_Data entries_
========================================================================
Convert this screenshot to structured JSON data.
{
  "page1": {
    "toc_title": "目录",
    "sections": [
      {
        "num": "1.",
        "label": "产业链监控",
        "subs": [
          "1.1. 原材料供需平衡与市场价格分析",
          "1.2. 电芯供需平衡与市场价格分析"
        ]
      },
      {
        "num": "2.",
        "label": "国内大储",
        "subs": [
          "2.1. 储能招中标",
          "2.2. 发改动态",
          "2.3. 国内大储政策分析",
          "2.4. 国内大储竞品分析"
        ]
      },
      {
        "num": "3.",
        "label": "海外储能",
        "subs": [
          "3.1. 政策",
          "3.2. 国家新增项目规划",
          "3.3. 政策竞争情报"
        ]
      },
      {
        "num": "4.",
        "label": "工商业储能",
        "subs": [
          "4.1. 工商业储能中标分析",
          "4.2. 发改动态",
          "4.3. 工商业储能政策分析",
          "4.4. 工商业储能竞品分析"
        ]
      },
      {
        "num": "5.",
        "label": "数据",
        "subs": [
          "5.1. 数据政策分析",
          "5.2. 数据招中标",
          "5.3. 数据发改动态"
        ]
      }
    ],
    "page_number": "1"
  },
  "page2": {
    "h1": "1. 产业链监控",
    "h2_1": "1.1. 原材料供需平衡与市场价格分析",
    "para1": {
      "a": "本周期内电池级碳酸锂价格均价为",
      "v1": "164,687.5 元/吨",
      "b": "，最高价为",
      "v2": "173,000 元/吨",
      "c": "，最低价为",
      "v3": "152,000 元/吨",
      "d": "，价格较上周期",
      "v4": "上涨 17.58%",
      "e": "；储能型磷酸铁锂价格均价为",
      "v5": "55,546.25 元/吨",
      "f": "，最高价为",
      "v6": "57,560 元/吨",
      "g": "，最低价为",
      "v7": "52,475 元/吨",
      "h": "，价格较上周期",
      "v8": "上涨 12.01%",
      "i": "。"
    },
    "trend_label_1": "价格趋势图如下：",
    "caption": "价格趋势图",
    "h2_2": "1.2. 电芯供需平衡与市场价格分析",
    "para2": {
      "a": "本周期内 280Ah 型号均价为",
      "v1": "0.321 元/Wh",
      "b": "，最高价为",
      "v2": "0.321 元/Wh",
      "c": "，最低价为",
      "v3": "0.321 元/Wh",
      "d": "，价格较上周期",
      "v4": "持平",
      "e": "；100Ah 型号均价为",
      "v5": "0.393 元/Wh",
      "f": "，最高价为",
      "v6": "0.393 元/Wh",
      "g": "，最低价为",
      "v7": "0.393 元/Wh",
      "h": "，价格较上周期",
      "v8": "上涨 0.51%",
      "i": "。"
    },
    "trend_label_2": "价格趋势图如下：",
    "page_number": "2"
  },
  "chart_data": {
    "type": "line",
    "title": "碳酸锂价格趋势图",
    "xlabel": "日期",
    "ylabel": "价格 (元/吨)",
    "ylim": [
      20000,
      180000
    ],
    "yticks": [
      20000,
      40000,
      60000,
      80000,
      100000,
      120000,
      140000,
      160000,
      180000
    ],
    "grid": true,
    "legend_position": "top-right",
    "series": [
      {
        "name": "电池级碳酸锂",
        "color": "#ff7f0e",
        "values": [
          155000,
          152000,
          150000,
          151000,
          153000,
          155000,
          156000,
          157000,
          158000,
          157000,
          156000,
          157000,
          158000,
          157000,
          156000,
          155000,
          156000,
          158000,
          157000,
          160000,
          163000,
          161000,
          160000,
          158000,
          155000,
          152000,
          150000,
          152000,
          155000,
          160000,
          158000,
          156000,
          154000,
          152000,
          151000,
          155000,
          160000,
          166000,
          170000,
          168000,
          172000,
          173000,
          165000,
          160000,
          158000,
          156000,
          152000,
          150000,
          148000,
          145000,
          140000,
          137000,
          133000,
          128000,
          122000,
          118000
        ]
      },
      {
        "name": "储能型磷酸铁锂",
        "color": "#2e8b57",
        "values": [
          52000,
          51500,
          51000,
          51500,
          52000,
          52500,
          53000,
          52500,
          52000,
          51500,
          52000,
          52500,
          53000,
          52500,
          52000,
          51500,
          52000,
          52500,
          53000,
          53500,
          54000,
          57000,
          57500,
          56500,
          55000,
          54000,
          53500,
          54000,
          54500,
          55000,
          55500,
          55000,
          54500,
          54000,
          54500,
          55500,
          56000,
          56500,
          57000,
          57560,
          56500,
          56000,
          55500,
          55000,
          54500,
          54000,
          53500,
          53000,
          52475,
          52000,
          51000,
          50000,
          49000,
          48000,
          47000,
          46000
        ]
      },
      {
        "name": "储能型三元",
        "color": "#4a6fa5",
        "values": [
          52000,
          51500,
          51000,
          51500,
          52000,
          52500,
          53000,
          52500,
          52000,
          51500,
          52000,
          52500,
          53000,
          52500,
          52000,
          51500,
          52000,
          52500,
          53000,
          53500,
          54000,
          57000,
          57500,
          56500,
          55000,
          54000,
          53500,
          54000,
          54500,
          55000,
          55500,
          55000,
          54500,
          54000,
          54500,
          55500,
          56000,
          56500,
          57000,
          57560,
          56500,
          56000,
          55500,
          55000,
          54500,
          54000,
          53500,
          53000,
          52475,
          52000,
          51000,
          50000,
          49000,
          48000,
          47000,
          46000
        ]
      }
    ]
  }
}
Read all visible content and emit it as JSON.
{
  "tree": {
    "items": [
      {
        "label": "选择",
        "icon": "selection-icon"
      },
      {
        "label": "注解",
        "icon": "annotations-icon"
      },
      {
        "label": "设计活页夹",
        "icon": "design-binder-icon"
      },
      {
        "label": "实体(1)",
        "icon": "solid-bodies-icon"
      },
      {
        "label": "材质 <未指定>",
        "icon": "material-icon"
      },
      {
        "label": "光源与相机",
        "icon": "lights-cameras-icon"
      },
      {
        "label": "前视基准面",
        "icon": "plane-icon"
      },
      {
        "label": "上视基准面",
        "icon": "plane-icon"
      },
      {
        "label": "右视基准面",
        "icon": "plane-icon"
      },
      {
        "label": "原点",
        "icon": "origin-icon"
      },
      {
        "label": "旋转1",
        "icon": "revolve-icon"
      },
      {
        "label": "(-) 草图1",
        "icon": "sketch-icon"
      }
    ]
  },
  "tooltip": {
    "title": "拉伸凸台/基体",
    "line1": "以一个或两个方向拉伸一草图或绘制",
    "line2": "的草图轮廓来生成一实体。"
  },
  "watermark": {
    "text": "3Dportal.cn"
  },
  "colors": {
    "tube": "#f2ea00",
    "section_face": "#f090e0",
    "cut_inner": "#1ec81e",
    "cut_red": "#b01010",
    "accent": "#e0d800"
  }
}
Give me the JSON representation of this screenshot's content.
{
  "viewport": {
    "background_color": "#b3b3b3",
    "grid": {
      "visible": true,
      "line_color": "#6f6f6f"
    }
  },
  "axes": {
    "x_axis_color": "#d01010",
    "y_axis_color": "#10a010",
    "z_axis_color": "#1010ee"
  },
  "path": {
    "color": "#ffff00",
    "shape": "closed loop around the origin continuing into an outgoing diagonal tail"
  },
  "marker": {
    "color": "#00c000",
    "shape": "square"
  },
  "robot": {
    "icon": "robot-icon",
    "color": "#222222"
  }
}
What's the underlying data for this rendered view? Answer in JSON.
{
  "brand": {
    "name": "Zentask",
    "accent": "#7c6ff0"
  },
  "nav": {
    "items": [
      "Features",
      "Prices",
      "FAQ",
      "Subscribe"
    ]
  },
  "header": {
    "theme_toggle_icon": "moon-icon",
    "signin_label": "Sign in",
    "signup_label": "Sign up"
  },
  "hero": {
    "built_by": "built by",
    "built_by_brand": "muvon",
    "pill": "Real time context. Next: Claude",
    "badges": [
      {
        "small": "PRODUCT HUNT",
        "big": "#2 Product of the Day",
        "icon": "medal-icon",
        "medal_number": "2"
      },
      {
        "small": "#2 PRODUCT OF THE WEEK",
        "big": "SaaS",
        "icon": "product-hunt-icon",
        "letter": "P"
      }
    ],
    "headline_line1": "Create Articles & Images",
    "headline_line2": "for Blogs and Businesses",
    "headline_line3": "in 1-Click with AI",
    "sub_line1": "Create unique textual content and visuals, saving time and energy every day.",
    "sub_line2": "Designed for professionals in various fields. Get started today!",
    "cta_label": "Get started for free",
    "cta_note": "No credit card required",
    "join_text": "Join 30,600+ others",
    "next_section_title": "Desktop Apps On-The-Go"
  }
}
========================================================================
_Task statement_
Collect from the data above every line that includes "name".

_Right answer_
        "name": "电池级碳酸锂",
        "name": "储能型磷酸铁锂",
        "name": "储能型三元",
    "name": "Zentask",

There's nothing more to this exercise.